■ What you have to do
Can you reproduce, word for word, the entries from the line with "26, 550, 67]" to the line with "83, 491, 149]", both of those lines included?

■ Records
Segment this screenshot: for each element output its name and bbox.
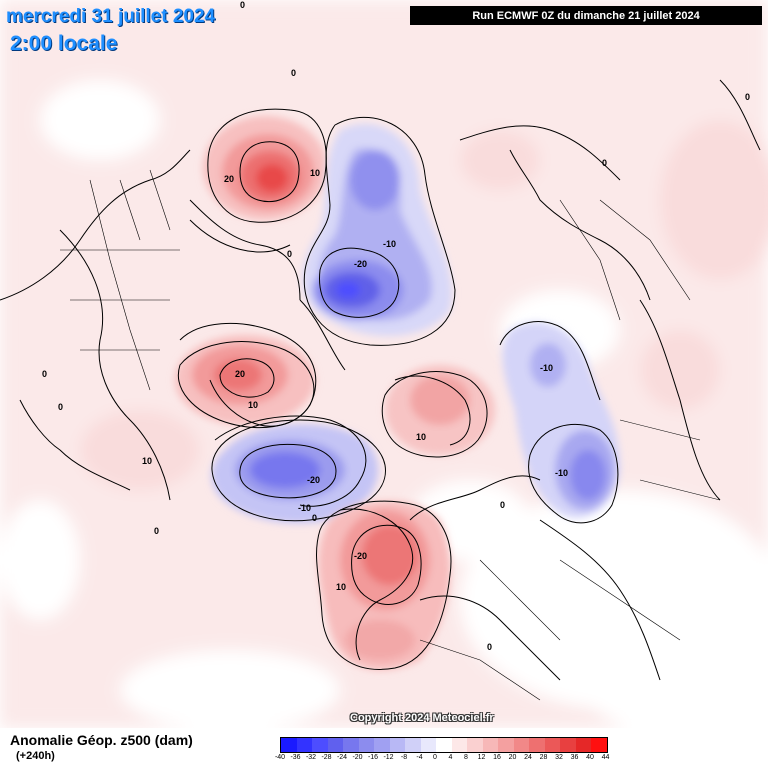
legend-swatch bbox=[389, 738, 405, 752]
legend-swatch bbox=[482, 738, 498, 752]
legend-tick: 24 bbox=[524, 754, 532, 761]
anomaly-bering bbox=[203, 116, 327, 220]
legend-tick: -24 bbox=[336, 754, 348, 761]
legend-swatch bbox=[405, 738, 421, 752]
contour-label: 0 bbox=[487, 642, 492, 652]
contour-label: 0 bbox=[602, 158, 607, 168]
contour-label: -20 bbox=[354, 551, 367, 561]
contour-label: 10 bbox=[248, 400, 258, 410]
legend-swatch bbox=[467, 738, 483, 752]
legend-ticks: -40 -36 -32 -28 -24 -20 -16 -12 -8 -4 0 4 8 12 16 20 24 2… bbox=[275, 754, 620, 766]
legend-tick: 32 bbox=[555, 754, 563, 761]
contour-label: 0 bbox=[287, 249, 292, 259]
parameter-label: Anomalie Géop. z500 (dam) bbox=[10, 732, 193, 748]
contour-label: 10 bbox=[310, 168, 320, 178]
contour-label: -20 bbox=[307, 475, 320, 485]
legend-tick: 8 bbox=[464, 754, 468, 761]
legend-swatch bbox=[420, 738, 436, 752]
legend-tick: -40 bbox=[274, 754, 286, 761]
legend-swatch bbox=[358, 738, 374, 752]
legend-tick: -16 bbox=[367, 754, 379, 761]
legend-swatch bbox=[374, 738, 390, 752]
contour-label: 0 bbox=[291, 68, 296, 78]
legend-tick: -20 bbox=[352, 754, 363, 761]
legend-tick: 0 bbox=[433, 754, 437, 761]
forecast-time: 2:00 locale bbox=[10, 32, 118, 55]
contour-label: -10 bbox=[555, 468, 568, 478]
legend-swatch bbox=[327, 738, 343, 752]
contour-label: 10 bbox=[142, 456, 152, 466]
contour-label: 0 bbox=[240, 0, 245, 10]
legend-swatch bbox=[498, 738, 514, 752]
contour-label: 20 bbox=[235, 369, 245, 379]
anomaly-barents bbox=[385, 365, 495, 455]
contour-label: 0 bbox=[42, 369, 47, 379]
contour-label: 0 bbox=[745, 92, 750, 102]
contour-label: -10 bbox=[298, 503, 311, 513]
coastlines bbox=[0, 79, 761, 681]
legend-swatch bbox=[312, 738, 328, 752]
legend-tick: 40 bbox=[586, 754, 594, 761]
contours bbox=[178, 108, 619, 670]
contour-label: -10 bbox=[383, 239, 396, 249]
legend-swatch bbox=[281, 738, 297, 752]
legend-tick: 28 bbox=[539, 754, 548, 761]
legend-swatch bbox=[343, 738, 359, 752]
legend-swatch bbox=[451, 738, 467, 752]
legend-tick: -32 bbox=[305, 754, 317, 761]
legend-tick: 12 bbox=[477, 754, 486, 761]
contour-label: 0 bbox=[312, 513, 317, 523]
contour-label: 10 bbox=[416, 432, 426, 442]
legend-tick: 44 bbox=[601, 754, 610, 761]
contour-label: 10 bbox=[336, 582, 346, 592]
contour-label: -20 bbox=[354, 259, 367, 269]
contour-label: 20 bbox=[224, 174, 234, 184]
contour-label: 0 bbox=[500, 500, 505, 510]
anomaly-greenland bbox=[211, 423, 379, 524]
anomaly-siberia bbox=[502, 322, 620, 518]
legend-tick: -4 bbox=[416, 754, 423, 761]
legend-swatch bbox=[296, 738, 312, 752]
copyright: Copyright 2024 Meteociel.fr bbox=[350, 712, 494, 724]
legend-swatch bbox=[575, 738, 591, 752]
legend-tick: 4 bbox=[448, 754, 453, 761]
legend-tick: 16 bbox=[493, 754, 501, 761]
anomaly-hudson bbox=[175, 335, 315, 425]
anomaly-arctic bbox=[302, 123, 453, 337]
contour-label: 0 bbox=[58, 402, 63, 412]
legend-swatch bbox=[560, 738, 576, 752]
legend-swatch bbox=[591, 738, 607, 752]
borders bbox=[60, 169, 721, 701]
legend-tick: -28 bbox=[321, 754, 332, 761]
legend-tick: -8 bbox=[400, 754, 408, 761]
contour-label: -10 bbox=[540, 363, 553, 373]
legend-swatch bbox=[529, 738, 545, 752]
legend-swatch bbox=[544, 738, 560, 752]
contour-label: 0 bbox=[154, 526, 159, 536]
run-info: Run ECMWF 0Z du dimanche 21 juillet 2024 bbox=[410, 6, 762, 25]
anomaly-map: 0 0 0 10 20 0 -10 -20 0 20 10 0 10 -10 -… bbox=[0, 0, 768, 728]
color-legend bbox=[280, 737, 608, 753]
forecast-date: mercredi 31 juillet 2024 bbox=[6, 6, 216, 27]
legend-tick: 20 bbox=[508, 754, 517, 761]
legend-tick: -12 bbox=[383, 754, 394, 761]
contour-labels: 0 0 0 10 20 0 -10 -20 0 20 10 0 10 -10 -… bbox=[42, 0, 750, 652]
legend-swatch bbox=[513, 738, 529, 752]
legend-swatch bbox=[436, 738, 452, 752]
lead-time-label: (+240h) bbox=[16, 750, 55, 762]
legend-tick: 36 bbox=[570, 754, 579, 761]
legend-tick: -36 bbox=[290, 754, 301, 761]
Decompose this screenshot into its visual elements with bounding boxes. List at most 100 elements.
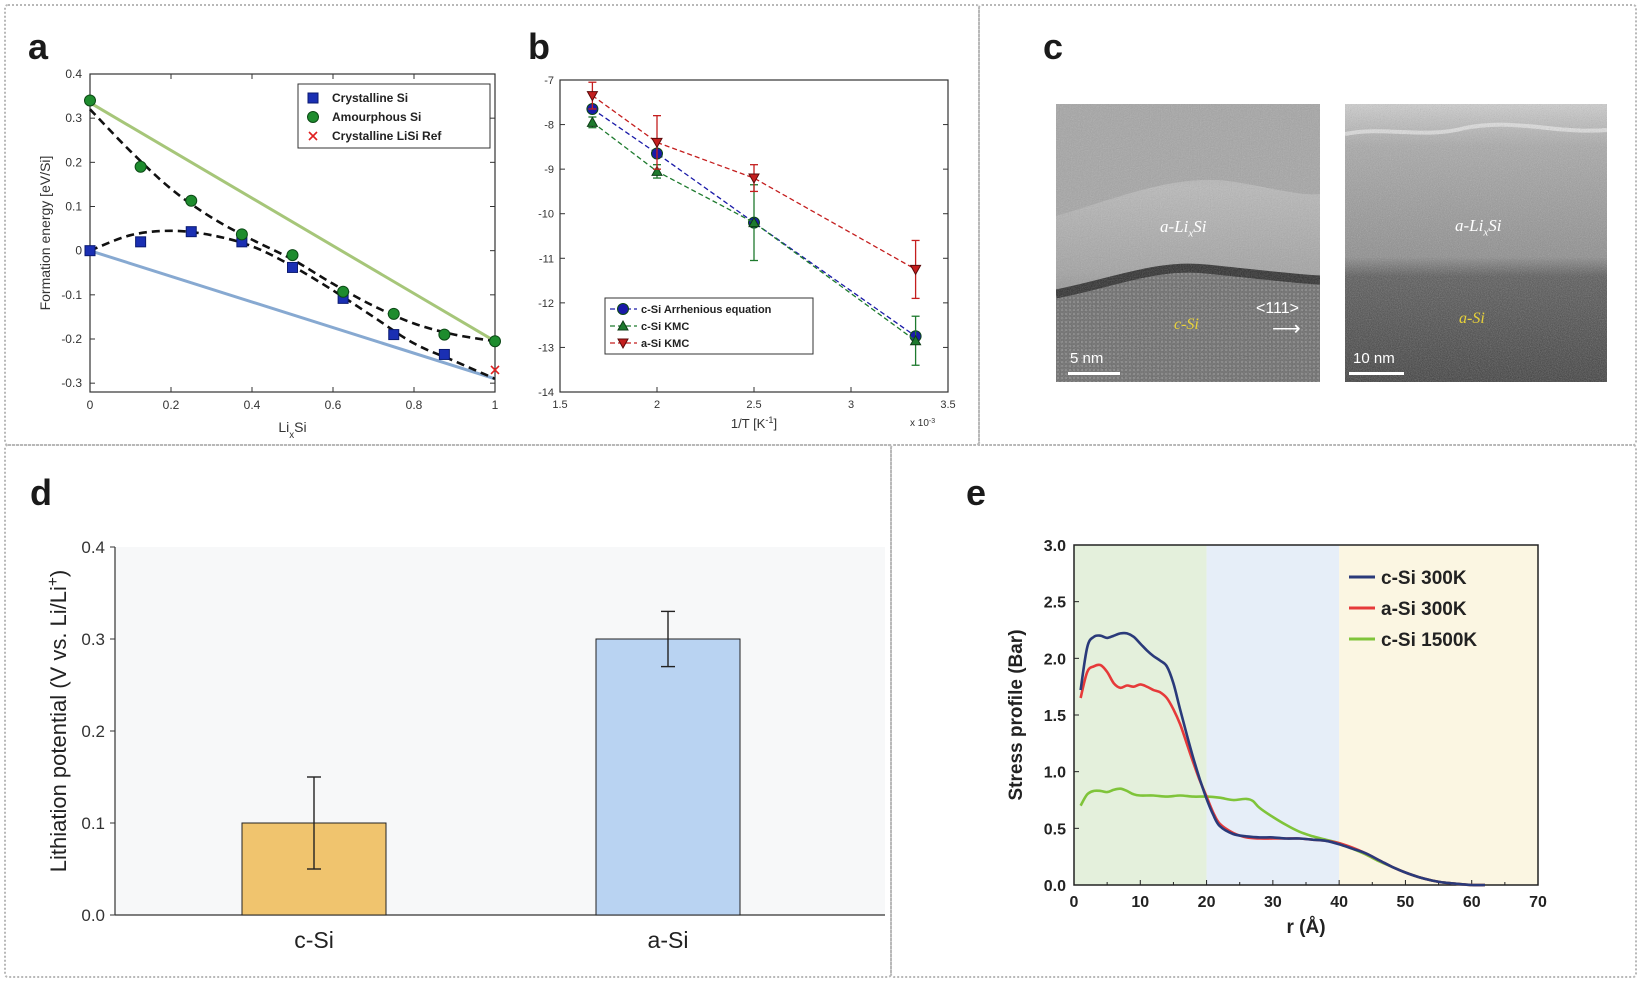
panel-letter-b: b	[528, 26, 550, 67]
legend-label: Amourphous Si	[332, 110, 421, 124]
data-point-triangle	[909, 334, 922, 346]
data-point-square	[287, 261, 298, 273]
x-tick-label: 10	[1131, 894, 1149, 911]
panel-letter-c: c	[1043, 26, 1064, 67]
legend-box	[297, 83, 491, 149]
legend-label: c-Si 300K	[1381, 568, 1467, 589]
data-point-triangle	[651, 165, 663, 176]
x-category-label: a-Si	[648, 927, 689, 953]
x-tick-label: 70	[1529, 894, 1547, 911]
x-tick-label: 60	[1463, 894, 1481, 911]
y-tick-label: 2.0	[1044, 651, 1066, 668]
y-tick-label: -13	[538, 342, 554, 354]
x-tick-label: 2.5	[746, 399, 761, 411]
x-tick-label: 40	[1330, 894, 1348, 911]
y-tick-label: -0.2	[61, 332, 82, 346]
y-tick-label: 0.1	[81, 814, 105, 833]
plot-background	[115, 547, 885, 915]
tem-right-amorphous-label: a-LixSi	[1455, 216, 1502, 239]
legend-marker	[617, 319, 629, 331]
y-tick-label: -7	[544, 75, 554, 87]
tem-direction-arrow: ⟶	[1272, 318, 1301, 340]
data-point-triangle-down	[909, 264, 922, 276]
data-point-circle	[489, 335, 501, 348]
data-point-square	[388, 329, 400, 341]
data-point-triangle	[748, 216, 760, 228]
y-tick-label: 3.0	[1044, 538, 1066, 555]
tem-image-left-texture	[1056, 104, 1320, 382]
x-axis-label: 1/T [K-1]	[731, 415, 777, 431]
x-tick-label: 1.5	[552, 399, 567, 411]
data-point-square	[135, 236, 147, 248]
x-tick-label: 2	[654, 399, 660, 411]
x-tick-label: 0.2	[163, 398, 180, 412]
tem-image-right: a-LixSi a-Si 10 nm	[1345, 104, 1607, 382]
data-point-triangle-down	[586, 91, 599, 102]
chart-b-diffusion: -7 -8 -9 -10 -11 -12 -13 -141.5 2 2.5 3 3.5 c-Si Arr…	[538, 75, 956, 431]
y-tick-label: 0.3	[65, 111, 82, 125]
panel-letter-d: d	[30, 472, 52, 513]
scalebar-left	[1068, 372, 1120, 375]
y-axis-label: Stress profile (Bar)	[1006, 629, 1027, 800]
x-multiplier-part: x 10	[910, 418, 929, 429]
y-tick-label: 0.1	[65, 200, 82, 214]
x-tick-label: 30	[1264, 894, 1282, 911]
tem-right-crystal-label: a-Si	[1459, 310, 1485, 327]
tem-image-left: a-LixSi c-Si <111> ⟶ 5 nm	[1056, 104, 1320, 382]
legend-label: c-Si KMC	[641, 321, 689, 333]
y-tick-label: 0.2	[65, 155, 82, 169]
x-tick-label: 0.8	[406, 398, 423, 412]
hull-line-crystalline	[89, 249, 496, 381]
x-tick-label: 0.6	[325, 398, 342, 412]
series-line	[592, 108, 916, 337]
x-axis-label-part: x	[289, 430, 294, 441]
legend-marker	[617, 338, 629, 350]
y-tick-label: -9	[544, 164, 554, 176]
series-line	[592, 95, 916, 270]
x-multiplier-part: -3	[929, 418, 935, 425]
y-tick-label: 1.0	[1044, 765, 1066, 782]
shaded-region	[1074, 545, 1207, 885]
y-tick-label: -8	[544, 120, 554, 132]
y-tick-label: 0.3	[81, 630, 105, 649]
data-point-square	[84, 245, 96, 257]
data-point-circle	[185, 194, 198, 207]
tem-image-right-texture	[1345, 104, 1607, 382]
legend-label: Crystalline Si	[332, 91, 408, 105]
x-tick-label: 0	[1070, 894, 1079, 911]
frame-bottom-right	[890, 444, 1637, 978]
x-tick-label: 20	[1198, 894, 1216, 911]
x-axis-label-part: Si	[294, 419, 306, 435]
tem-left-amorphous-label: a-LixSi	[1160, 217, 1207, 240]
legend-label: Crystalline LiSi Ref	[332, 129, 442, 143]
y-tick-label: 0.4	[65, 67, 82, 81]
legend-marker	[308, 131, 318, 141]
y-tick-label: 0.4	[81, 538, 105, 557]
data-point-square	[438, 348, 450, 360]
y-tick-label: -14	[538, 387, 554, 399]
scalebar-left-label: 5 nm	[1070, 350, 1104, 367]
panel-letter-a: a	[28, 26, 49, 67]
x-axis-label: LixSi	[278, 419, 306, 441]
data-point-circle	[286, 249, 299, 262]
y-tick-label: 0.0	[81, 906, 105, 925]
data-point-circle	[438, 328, 451, 341]
data-point-circle	[387, 307, 400, 320]
x-axis-label-part: ]	[773, 416, 777, 431]
legend-box	[604, 297, 814, 355]
legend-label: a-Si KMC	[641, 338, 689, 350]
series-line	[1079, 631, 1486, 887]
data-point-circle	[235, 228, 248, 241]
x-tick-label: 3.5	[940, 399, 955, 411]
x-tick-label: 50	[1397, 894, 1415, 911]
y-axis-label-part: Lithiation potential (V vs. Li/Li	[46, 586, 71, 872]
tem-direction-label: <111>	[1256, 300, 1300, 317]
tem-left-crystal-label: c-Si	[1174, 316, 1199, 333]
data-point-triangle-down	[748, 173, 760, 185]
x-tick-label: 3	[848, 399, 854, 411]
y-tick-label: 0.2	[81, 722, 105, 741]
hull-line-amorphous	[89, 101, 496, 343]
x-tick-label: 0	[87, 398, 94, 412]
y-tick-label: 1.5	[1044, 708, 1066, 725]
chart-d-lithiation-potential: 0.0 0.1 0.2 0.3 0.4 c-Si a-Si Lithiation potent…	[45, 538, 885, 953]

■ Full output
panel-letter-b: b	[528, 26, 550, 67]
legend-label: Amourphous Si	[332, 110, 421, 124]
data-point-triangle	[909, 334, 922, 346]
data-point-square	[287, 261, 298, 273]
x-tick-label: 10	[1131, 894, 1149, 911]
panel-letter-c: c	[1043, 26, 1064, 67]
legend-box	[297, 83, 491, 149]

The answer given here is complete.